▶ [The request]: Below are some entries. Work out how many of their lines hold the word "calendar", and write that number alone.

[Material for the task start]

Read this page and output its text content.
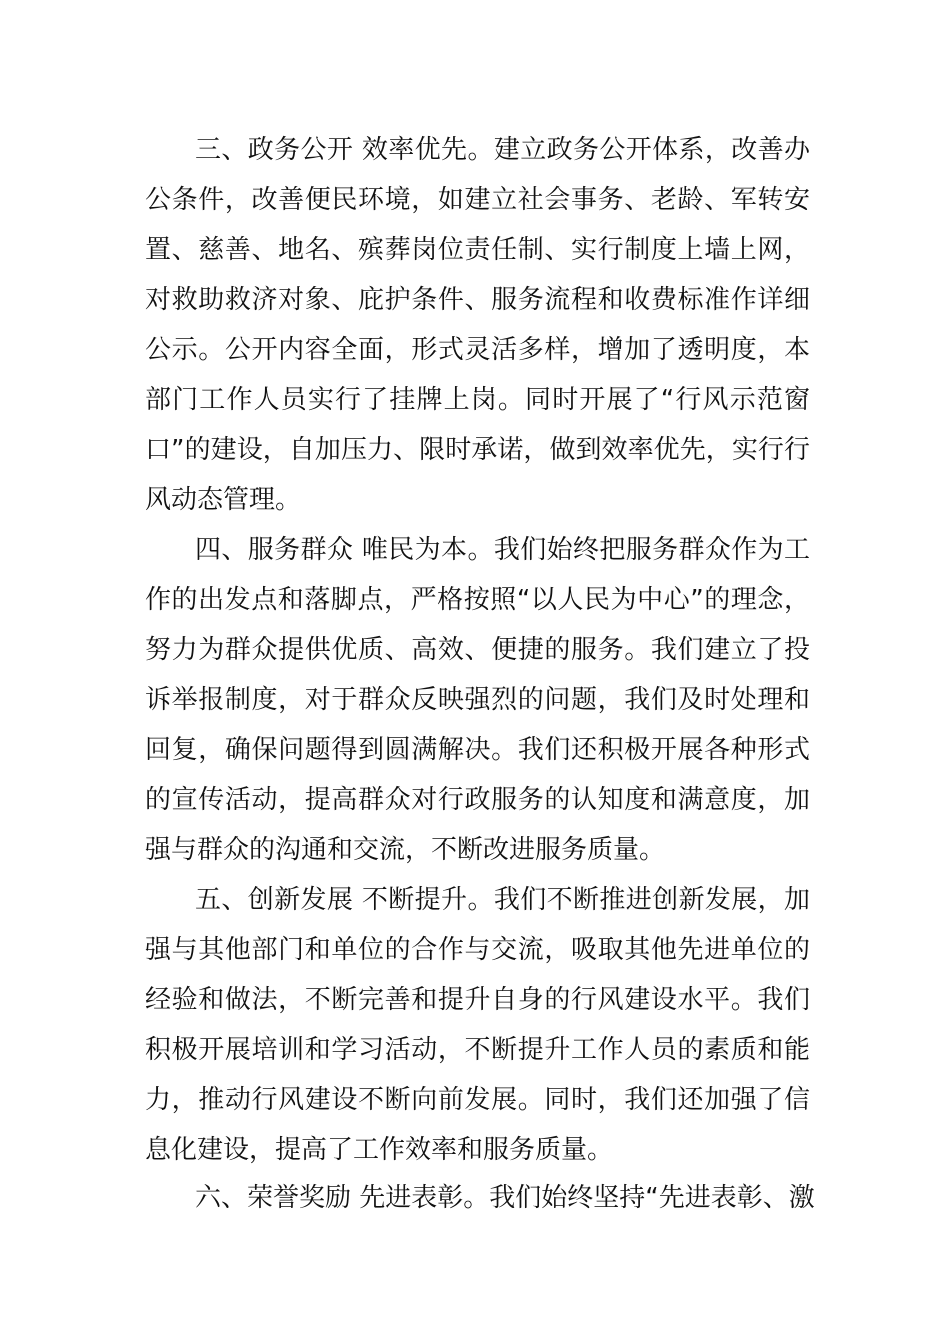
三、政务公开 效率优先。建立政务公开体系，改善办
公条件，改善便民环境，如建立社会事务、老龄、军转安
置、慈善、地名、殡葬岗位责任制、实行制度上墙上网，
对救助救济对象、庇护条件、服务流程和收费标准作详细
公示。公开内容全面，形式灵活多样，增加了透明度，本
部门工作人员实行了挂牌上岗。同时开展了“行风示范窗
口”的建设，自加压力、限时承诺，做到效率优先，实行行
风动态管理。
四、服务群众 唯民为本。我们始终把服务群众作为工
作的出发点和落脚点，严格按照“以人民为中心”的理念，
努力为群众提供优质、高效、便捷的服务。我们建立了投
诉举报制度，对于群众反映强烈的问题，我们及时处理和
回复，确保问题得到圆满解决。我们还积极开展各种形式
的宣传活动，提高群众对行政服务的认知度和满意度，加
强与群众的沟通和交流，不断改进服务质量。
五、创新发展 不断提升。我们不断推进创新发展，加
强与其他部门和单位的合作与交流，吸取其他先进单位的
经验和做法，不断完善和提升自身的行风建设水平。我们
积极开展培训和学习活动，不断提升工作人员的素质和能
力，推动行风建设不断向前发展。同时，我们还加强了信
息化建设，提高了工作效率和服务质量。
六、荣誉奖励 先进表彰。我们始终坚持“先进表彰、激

[Material for the task end]
[Material for the task start]

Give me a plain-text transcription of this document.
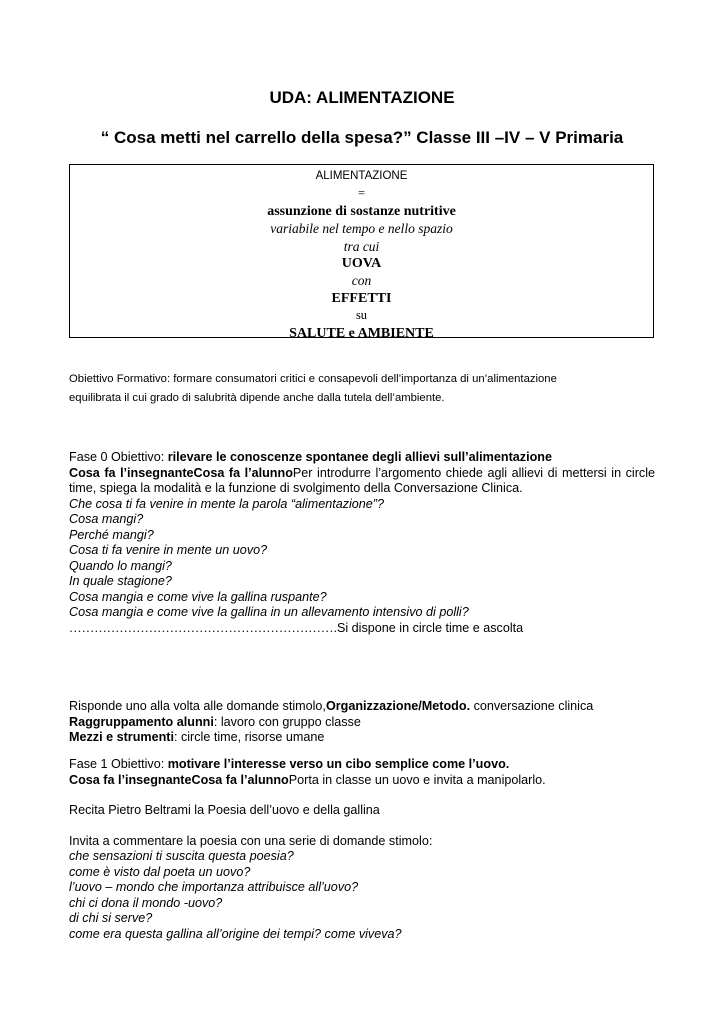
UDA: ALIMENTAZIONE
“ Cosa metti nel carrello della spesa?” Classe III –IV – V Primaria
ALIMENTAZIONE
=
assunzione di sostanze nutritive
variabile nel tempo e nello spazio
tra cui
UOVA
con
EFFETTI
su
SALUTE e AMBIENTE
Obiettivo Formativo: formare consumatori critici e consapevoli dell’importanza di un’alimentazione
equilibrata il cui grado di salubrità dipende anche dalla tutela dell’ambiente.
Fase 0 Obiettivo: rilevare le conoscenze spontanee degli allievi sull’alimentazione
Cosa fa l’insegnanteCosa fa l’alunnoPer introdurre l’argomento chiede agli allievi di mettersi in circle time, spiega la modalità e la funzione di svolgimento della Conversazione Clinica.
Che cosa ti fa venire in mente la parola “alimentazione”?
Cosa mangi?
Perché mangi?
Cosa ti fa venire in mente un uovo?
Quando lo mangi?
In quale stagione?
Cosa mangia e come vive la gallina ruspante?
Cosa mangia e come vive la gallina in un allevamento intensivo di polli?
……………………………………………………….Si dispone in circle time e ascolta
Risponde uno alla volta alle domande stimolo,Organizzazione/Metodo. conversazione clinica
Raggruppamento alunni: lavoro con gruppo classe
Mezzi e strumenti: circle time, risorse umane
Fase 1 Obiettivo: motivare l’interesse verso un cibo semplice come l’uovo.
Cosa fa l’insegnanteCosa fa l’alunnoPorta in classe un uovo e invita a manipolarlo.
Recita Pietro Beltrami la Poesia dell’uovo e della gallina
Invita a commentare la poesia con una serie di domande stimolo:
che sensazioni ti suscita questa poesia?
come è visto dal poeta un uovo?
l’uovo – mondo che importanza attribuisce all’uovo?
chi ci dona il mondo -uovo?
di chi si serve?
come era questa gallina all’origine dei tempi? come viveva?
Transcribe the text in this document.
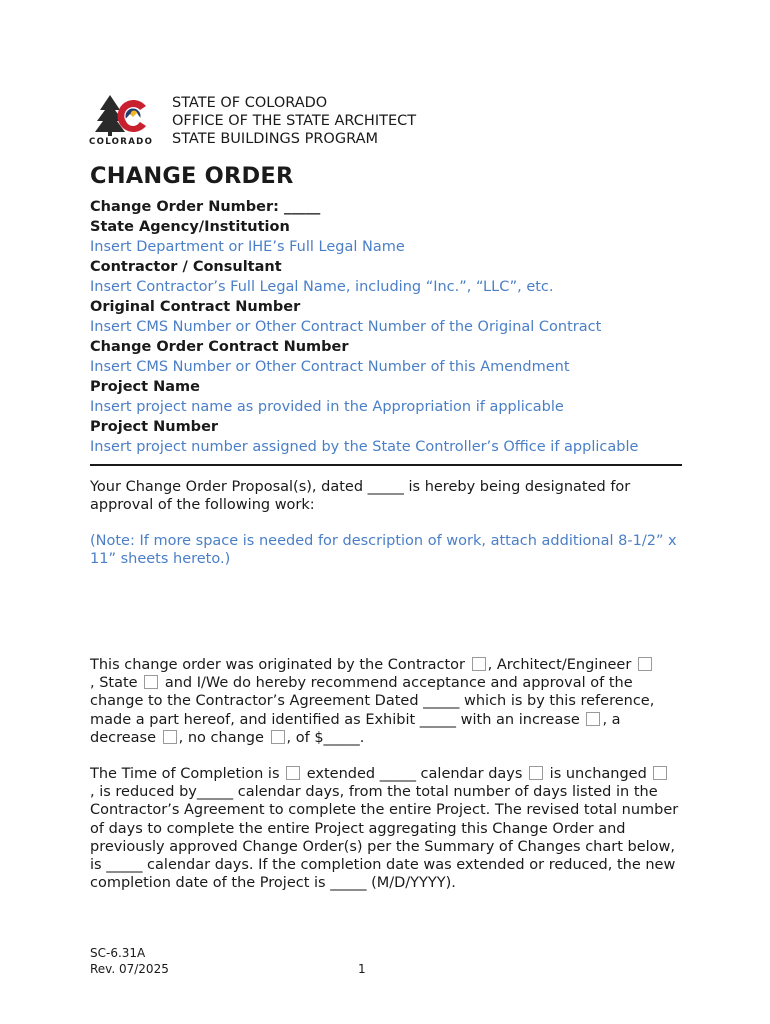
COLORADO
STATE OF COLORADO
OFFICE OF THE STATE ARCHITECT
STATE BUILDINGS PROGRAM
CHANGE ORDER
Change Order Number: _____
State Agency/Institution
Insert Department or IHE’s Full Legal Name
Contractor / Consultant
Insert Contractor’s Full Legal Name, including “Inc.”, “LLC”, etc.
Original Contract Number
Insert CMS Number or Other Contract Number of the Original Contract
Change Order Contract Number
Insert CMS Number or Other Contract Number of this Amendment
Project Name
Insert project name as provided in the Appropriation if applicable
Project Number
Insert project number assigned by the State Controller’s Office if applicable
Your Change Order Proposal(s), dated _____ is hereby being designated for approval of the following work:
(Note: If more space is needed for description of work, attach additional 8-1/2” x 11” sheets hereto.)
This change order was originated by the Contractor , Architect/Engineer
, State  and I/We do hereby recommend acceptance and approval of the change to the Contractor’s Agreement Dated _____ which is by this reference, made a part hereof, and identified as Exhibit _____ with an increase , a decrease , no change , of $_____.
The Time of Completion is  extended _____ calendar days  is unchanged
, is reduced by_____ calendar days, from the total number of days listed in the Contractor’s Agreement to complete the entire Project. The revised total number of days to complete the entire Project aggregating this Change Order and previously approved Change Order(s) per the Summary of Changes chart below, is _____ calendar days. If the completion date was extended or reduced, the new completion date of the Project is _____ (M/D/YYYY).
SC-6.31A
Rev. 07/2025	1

[Material for the task end]

▶ [Response to the task]: 2